Eis um filme curitibano para abrir o Olhar de Cinema, festival de cinema de Curitiba! Convidado para abrir o evento em uma sessão especial e inédita na Ópera de Arame, marco turístico local que até então nunca havia acomodado uma exibição de cinema, “Casa Izabel” lotou a sessão com uma audiência entusiasmada com a ocasião e eventualmente com a própria obra, que recebeu um leva de aplauso ao final da sessão. Participando também estavam diretor, roteirista, produtora e atriz, além de parte do elenco, muitos dos quais participaram da festa de abertura depois da sessão, o que me permitiu a rara oportunidade de conversar brevemente sobre a obra.
A história é ambientada em 1970 e em plena ditadura militar, começando no meio do nada em um casarão antigo no meio da floresta. Um engravatado cidadão aparentemente comum chega de ônibus e desembarca numa estrada de chão perto do lugar, onde um grupo de pessoas se reúne em uma forma de retiro. O detalhe é que todos os homens lá se vestem como mulheres, adotam novos nomes e novas personalidades, e assim passam seu tempo se divertindo entre cigarros, bebida e outros passatempos. No entanto, algo mais acontece ali, algo envolvendo intenções ocultas e interesses velados em meio à atmosfera lúdica do lugar.
Como experiência, essa abertura de festival foi uma das melhores das que participei. Nunca havia ido nas festas da organização e o porquê eu não sei, nem havia ido numa sessão dentro da Ópera de Arame, o que também foi bem interessante apesar do frio absurdo. Minha volta ao Olhar de Cinema não poderia ter sido melhor. Já o meu tempo com o filme foi diferente. “Casa Izabel” certamente tem seu apelo por conta de ser uma produção local rodeada por gente conhecida e querida, praticamente um jogo em casa, e isso ficou bem perceptível nos discursos e na recepção. Por outro lado, não posso dizer que gostei tanto da obra quanto da ocasião acerca dela, problemas de roteiro, de direção e muito provavelmente de concepção atrapalham o que no início parece ser algo promissor.
Não que esse seja um caso de filme que começa genial e termina decepcionando muito. “Casa Izabel” dá alguns indícios já no início de que talvez seja uma estrada com alguns buracos aqui e ali. Já no começo há uma falta de sutileza no tratamento dos mistérios da casa no meio do nada, fica claro que os personagens estão escondendo alguma coisa e não de um jeito bom, exatamente. É como alguém que esconde um segredo e depois conta para um amigo que está escondendo algo. Se a idéia fosse manter a omissão e evitar qualquer tipo de risco, seria melhor não anunciar ao mundo o que você está fazendo. É claro, “Casa Izabel” não fala tão literalmente sobre seus mistérios, embora existe uma cena em que um personagem fala que “esse assunto é proibido”, mas também não consegue trabalhar com sutileza para mantê-los no ar.

### Tarefa proposta A
Segundo a crítica, de onde vem o apelo de "Casa Izabel"? Explique em até três frases.
### Tarefa proposta B
Reproduza sem alterações as linhas fornecidas, do início delas até a linha que contém "back-icon[interactable]: ◀ <box>494 256", incluindo essa última.

### Linhas fornecidas

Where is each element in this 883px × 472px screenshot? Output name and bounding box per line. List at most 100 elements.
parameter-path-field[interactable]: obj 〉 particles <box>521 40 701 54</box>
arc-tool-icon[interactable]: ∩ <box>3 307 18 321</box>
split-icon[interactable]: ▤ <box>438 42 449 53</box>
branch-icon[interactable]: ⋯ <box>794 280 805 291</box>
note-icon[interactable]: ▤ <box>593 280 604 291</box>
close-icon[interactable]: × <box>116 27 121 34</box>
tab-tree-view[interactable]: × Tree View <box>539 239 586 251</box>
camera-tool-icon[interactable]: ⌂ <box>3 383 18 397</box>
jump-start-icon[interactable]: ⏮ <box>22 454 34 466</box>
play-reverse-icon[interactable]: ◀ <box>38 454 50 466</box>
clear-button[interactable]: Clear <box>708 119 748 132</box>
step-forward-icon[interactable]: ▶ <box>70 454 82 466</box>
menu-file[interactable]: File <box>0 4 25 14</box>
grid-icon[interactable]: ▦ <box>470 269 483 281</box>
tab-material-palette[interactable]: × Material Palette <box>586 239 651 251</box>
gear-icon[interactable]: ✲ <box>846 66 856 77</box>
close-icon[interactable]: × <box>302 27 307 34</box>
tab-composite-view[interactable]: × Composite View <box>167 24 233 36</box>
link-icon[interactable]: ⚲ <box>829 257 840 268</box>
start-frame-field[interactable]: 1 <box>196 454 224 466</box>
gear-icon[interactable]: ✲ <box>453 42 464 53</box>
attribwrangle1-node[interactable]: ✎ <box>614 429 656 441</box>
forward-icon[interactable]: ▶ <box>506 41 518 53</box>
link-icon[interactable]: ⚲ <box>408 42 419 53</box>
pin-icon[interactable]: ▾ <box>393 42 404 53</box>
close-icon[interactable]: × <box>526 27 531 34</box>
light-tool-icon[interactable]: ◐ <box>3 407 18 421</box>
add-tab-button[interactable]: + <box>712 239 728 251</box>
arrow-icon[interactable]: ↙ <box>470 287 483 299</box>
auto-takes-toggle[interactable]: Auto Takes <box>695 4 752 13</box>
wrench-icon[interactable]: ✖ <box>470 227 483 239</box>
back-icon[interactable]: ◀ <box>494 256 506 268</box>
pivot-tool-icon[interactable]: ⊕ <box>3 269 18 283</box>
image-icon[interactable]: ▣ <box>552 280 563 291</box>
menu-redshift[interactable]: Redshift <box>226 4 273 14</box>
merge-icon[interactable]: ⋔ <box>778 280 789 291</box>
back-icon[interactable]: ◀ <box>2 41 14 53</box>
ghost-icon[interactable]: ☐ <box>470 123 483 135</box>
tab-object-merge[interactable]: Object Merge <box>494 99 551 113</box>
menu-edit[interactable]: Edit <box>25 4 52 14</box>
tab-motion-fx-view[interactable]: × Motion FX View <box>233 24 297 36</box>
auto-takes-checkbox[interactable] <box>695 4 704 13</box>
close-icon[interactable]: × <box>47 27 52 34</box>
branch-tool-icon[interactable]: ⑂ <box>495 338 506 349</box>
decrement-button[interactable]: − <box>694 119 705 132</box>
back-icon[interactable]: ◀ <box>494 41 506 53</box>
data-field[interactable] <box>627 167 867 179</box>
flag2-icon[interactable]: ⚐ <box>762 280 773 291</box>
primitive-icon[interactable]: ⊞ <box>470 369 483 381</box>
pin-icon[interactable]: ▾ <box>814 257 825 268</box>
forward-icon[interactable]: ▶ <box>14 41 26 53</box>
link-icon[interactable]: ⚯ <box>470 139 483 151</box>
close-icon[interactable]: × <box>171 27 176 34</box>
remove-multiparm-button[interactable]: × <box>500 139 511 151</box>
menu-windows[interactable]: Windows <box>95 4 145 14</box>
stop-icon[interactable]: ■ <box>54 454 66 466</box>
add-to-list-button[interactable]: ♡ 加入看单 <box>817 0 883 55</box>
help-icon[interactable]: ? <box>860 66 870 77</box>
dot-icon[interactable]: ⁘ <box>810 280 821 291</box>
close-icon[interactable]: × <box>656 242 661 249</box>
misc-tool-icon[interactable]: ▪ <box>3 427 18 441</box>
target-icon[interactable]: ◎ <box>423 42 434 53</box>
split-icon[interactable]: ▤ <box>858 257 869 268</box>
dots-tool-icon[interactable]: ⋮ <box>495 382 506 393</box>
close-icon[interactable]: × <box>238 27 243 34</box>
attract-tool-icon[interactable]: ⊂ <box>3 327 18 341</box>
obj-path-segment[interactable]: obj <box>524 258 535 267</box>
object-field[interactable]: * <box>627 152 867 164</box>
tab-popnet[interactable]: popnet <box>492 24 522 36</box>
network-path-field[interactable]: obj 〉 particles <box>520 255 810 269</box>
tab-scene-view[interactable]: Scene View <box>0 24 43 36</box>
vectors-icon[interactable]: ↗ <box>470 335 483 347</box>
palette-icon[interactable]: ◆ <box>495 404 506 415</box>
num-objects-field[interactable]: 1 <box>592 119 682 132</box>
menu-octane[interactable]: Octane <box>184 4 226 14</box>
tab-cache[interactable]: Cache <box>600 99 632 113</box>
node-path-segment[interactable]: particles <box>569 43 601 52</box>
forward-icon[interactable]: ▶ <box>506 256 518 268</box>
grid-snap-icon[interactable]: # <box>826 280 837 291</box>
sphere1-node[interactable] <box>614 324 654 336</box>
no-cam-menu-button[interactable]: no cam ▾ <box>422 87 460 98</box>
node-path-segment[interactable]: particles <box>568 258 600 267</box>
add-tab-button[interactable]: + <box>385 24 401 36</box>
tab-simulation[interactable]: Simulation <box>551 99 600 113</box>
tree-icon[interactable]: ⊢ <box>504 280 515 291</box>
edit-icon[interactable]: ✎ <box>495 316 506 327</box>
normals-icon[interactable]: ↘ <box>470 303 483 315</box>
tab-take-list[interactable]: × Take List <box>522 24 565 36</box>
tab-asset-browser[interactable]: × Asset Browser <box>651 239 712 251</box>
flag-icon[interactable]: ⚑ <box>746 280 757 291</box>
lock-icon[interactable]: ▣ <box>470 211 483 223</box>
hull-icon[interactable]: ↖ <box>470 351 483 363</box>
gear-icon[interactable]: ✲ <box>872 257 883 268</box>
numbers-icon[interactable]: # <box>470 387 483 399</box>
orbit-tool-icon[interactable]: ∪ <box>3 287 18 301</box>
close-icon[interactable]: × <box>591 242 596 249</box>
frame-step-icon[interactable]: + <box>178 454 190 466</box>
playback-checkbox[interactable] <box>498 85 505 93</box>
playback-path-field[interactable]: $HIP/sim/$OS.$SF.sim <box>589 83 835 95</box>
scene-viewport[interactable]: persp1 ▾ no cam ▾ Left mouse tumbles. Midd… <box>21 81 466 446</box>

### Resolução da tarefa A
O apelo vem do fato de ser uma produção local, rodeada por gente conhecida e querida, praticamente um jogo em casa. Isso ficou bem perceptível nos discursos e na recepção da sessão de abertura.

### Resolução da tarefa B
Where is each element in this 883px × 472px screenshot? Output name and bounding box per line. List at most 100 elements.
parameter-path-field[interactable]: obj 〉 particles <box>521 40 701 54</box>
arc-tool-icon[interactable]: ∩ <box>3 307 18 321</box>
split-icon[interactable]: ▤ <box>438 42 449 53</box>
branch-icon[interactable]: ⋯ <box>794 280 805 291</box>
note-icon[interactable]: ▤ <box>593 280 604 291</box>
close-icon[interactable]: × <box>116 27 121 34</box>
tab-tree-view[interactable]: × Tree View <box>539 239 586 251</box>
camera-tool-icon[interactable]: ⌂ <box>3 383 18 397</box>
jump-start-icon[interactable]: ⏮ <box>22 454 34 466</box>
play-reverse-icon[interactable]: ◀ <box>38 454 50 466</box>
clear-button[interactable]: Clear <box>708 119 748 132</box>
step-forward-icon[interactable]: ▶ <box>70 454 82 466</box>
menu-file[interactable]: File <box>0 4 25 14</box>
grid-icon[interactable]: ▦ <box>470 269 483 281</box>
tab-material-palette[interactable]: × Material Palette <box>586 239 651 251</box>
gear-icon[interactable]: ✲ <box>846 66 856 77</box>
close-icon[interactable]: × <box>302 27 307 34</box>
tab-composite-view[interactable]: × Composite View <box>167 24 233 36</box>
link-icon[interactable]: ⚲ <box>829 257 840 268</box>
start-frame-field[interactable]: 1 <box>196 454 224 466</box>
gear-icon[interactable]: ✲ <box>453 42 464 53</box>
attribwrangle1-node[interactable]: ✎ <box>614 429 656 441</box>
forward-icon[interactable]: ▶ <box>506 41 518 53</box>
link-icon[interactable]: ⚲ <box>408 42 419 53</box>
pin-icon[interactable]: ▾ <box>393 42 404 53</box>
close-icon[interactable]: × <box>526 27 531 34</box>
light-tool-icon[interactable]: ◐ <box>3 407 18 421</box>
add-tab-button[interactable]: + <box>712 239 728 251</box>
arrow-icon[interactable]: ↙ <box>470 287 483 299</box>
auto-takes-toggle[interactable]: Auto Takes <box>695 4 752 13</box>
wrench-icon[interactable]: ✖ <box>470 227 483 239</box>
back-icon[interactable]: ◀ <box>494 256 506 268</box>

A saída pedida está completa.